§ **Task input**
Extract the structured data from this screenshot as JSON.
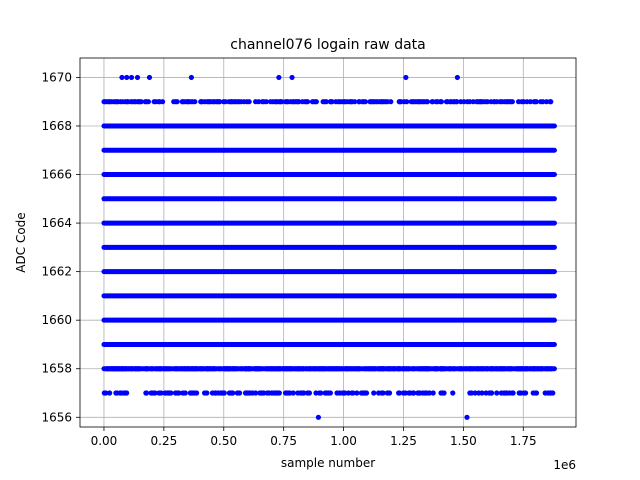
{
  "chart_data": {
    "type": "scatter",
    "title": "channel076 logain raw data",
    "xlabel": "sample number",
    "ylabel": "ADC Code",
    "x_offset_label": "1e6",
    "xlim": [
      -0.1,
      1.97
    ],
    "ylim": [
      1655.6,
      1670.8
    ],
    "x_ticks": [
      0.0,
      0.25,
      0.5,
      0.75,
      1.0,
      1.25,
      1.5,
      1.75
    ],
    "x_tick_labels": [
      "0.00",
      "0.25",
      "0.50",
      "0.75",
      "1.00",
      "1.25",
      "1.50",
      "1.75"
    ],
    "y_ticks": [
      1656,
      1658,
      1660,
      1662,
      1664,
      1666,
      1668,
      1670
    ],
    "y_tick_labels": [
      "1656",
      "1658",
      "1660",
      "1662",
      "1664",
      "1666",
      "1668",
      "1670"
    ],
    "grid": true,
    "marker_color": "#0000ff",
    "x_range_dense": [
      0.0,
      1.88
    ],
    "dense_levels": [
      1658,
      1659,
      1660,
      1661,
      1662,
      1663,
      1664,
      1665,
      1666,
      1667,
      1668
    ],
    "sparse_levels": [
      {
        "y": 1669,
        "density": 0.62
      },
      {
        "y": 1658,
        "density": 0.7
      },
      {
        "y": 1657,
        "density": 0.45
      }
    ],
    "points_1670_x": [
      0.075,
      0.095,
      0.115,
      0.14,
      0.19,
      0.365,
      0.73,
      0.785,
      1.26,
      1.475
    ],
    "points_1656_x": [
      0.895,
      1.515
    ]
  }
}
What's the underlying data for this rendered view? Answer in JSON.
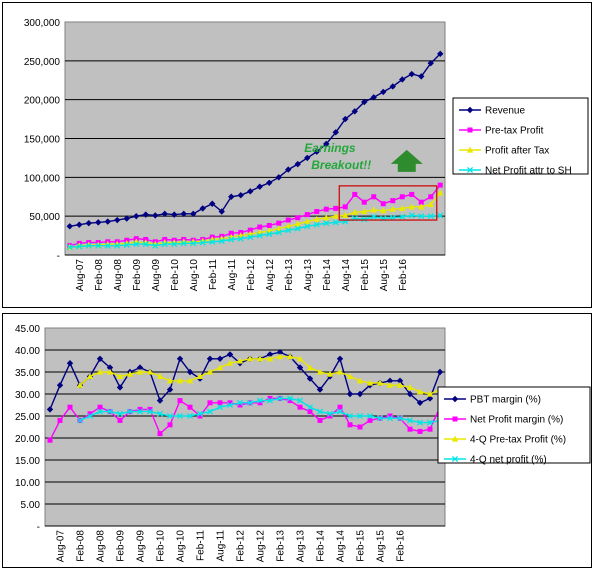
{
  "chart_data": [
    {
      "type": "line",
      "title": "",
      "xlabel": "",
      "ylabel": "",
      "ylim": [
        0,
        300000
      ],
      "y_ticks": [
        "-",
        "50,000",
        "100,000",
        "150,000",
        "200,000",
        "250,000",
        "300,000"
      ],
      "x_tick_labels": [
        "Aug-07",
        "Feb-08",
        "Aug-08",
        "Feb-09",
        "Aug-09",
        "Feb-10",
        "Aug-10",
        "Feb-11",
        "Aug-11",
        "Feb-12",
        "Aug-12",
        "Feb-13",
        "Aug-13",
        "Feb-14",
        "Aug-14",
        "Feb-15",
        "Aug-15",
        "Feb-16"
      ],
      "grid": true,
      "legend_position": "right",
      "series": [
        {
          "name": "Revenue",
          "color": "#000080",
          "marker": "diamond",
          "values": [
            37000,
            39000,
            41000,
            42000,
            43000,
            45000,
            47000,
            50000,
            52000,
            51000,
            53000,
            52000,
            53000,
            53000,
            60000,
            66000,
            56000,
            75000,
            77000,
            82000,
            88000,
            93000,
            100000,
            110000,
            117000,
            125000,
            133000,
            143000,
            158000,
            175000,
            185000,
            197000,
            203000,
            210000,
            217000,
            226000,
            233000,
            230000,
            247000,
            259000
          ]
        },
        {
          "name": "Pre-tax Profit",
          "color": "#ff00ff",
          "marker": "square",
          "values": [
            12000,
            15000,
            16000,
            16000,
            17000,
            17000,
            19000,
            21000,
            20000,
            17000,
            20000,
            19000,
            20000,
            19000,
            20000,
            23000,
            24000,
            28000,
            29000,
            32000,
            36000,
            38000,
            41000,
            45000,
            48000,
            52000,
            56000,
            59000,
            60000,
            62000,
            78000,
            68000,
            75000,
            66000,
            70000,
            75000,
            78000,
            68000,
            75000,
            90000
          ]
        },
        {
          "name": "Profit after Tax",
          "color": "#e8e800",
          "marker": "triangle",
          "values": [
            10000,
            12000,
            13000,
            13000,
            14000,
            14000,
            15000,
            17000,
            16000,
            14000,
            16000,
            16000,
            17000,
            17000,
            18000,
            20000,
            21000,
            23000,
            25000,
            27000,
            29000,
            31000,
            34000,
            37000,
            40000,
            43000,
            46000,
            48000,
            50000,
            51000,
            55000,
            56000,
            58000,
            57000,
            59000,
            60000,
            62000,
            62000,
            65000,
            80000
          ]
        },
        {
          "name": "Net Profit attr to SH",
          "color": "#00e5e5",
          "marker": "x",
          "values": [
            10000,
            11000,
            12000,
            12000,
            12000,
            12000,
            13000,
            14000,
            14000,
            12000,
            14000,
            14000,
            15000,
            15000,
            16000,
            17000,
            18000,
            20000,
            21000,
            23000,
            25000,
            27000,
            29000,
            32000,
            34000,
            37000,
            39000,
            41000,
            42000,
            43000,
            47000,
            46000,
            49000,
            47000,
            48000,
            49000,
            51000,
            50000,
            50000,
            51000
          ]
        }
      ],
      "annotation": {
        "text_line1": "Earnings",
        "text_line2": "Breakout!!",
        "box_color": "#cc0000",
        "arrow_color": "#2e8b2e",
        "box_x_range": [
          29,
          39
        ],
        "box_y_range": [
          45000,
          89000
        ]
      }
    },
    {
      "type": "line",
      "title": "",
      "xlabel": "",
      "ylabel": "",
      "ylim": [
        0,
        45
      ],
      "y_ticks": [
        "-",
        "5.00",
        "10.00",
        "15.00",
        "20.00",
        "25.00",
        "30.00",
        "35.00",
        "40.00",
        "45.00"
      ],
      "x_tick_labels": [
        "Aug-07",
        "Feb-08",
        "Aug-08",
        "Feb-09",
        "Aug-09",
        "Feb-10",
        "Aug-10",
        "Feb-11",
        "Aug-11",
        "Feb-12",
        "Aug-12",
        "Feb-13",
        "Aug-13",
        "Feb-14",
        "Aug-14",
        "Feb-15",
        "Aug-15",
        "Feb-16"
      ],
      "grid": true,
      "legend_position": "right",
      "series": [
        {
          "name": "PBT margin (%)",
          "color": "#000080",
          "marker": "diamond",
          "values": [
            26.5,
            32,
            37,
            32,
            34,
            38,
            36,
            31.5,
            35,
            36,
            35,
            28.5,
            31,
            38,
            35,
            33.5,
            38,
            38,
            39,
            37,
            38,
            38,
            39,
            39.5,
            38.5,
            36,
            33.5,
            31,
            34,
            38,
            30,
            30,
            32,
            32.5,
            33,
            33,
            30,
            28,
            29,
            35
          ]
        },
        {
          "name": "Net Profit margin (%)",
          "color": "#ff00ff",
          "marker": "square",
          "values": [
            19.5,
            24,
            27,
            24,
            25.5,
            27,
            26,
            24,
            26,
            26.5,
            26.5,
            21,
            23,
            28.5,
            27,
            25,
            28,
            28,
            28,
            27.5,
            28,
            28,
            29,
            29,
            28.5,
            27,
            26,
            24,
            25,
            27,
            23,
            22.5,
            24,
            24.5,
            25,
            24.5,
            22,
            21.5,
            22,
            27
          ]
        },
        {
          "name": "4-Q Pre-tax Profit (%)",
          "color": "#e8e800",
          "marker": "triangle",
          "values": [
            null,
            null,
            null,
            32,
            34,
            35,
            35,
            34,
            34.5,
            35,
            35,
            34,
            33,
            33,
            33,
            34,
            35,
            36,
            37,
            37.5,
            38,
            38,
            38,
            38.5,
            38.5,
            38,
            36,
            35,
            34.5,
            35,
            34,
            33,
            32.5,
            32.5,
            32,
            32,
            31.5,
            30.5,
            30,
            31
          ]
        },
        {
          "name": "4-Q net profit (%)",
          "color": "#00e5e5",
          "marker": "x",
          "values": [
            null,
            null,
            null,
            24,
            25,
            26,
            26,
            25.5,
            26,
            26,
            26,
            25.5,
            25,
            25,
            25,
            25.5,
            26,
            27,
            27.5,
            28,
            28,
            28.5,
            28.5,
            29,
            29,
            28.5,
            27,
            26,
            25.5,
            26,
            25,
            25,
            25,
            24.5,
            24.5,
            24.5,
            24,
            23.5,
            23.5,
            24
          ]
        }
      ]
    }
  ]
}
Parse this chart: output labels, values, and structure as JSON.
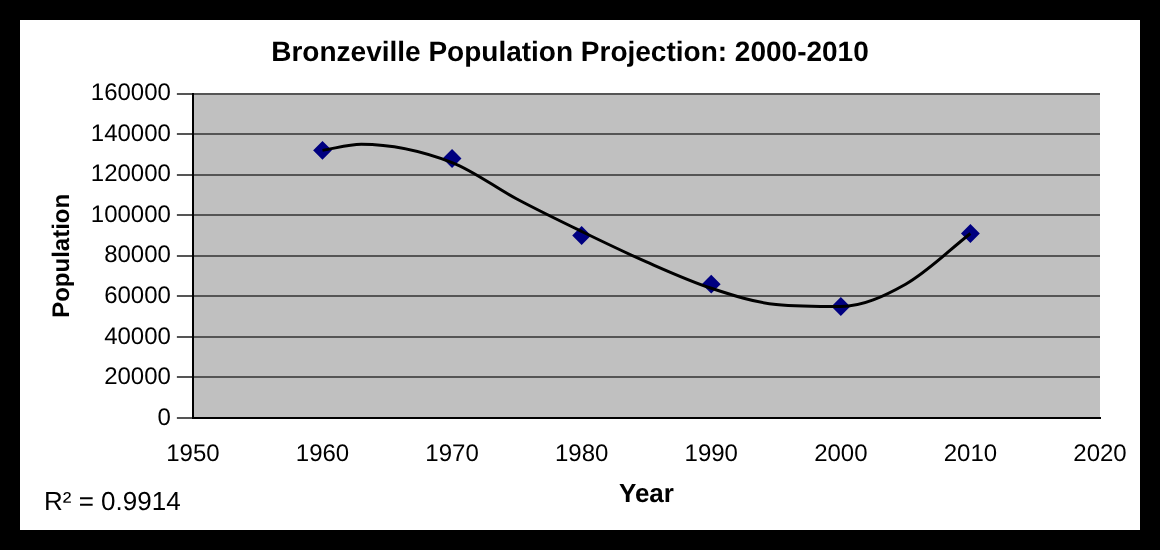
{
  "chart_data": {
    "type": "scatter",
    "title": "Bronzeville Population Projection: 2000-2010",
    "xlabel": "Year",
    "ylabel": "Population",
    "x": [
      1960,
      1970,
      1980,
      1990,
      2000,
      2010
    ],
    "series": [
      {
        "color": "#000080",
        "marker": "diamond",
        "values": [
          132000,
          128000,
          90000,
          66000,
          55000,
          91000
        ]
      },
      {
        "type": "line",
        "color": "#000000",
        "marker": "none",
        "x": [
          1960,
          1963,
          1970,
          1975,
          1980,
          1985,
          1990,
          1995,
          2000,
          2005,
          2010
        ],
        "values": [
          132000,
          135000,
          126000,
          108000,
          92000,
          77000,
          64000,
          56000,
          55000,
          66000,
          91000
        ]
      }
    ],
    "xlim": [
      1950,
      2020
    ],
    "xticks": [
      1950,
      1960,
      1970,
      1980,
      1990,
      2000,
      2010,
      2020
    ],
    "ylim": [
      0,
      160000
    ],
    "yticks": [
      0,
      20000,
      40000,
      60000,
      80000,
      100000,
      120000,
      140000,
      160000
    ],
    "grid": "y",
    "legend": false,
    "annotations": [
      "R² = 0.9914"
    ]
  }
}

§ **Aim**
Report only how many lines in the records contain the word "Population".

§ **Completed exercise**
2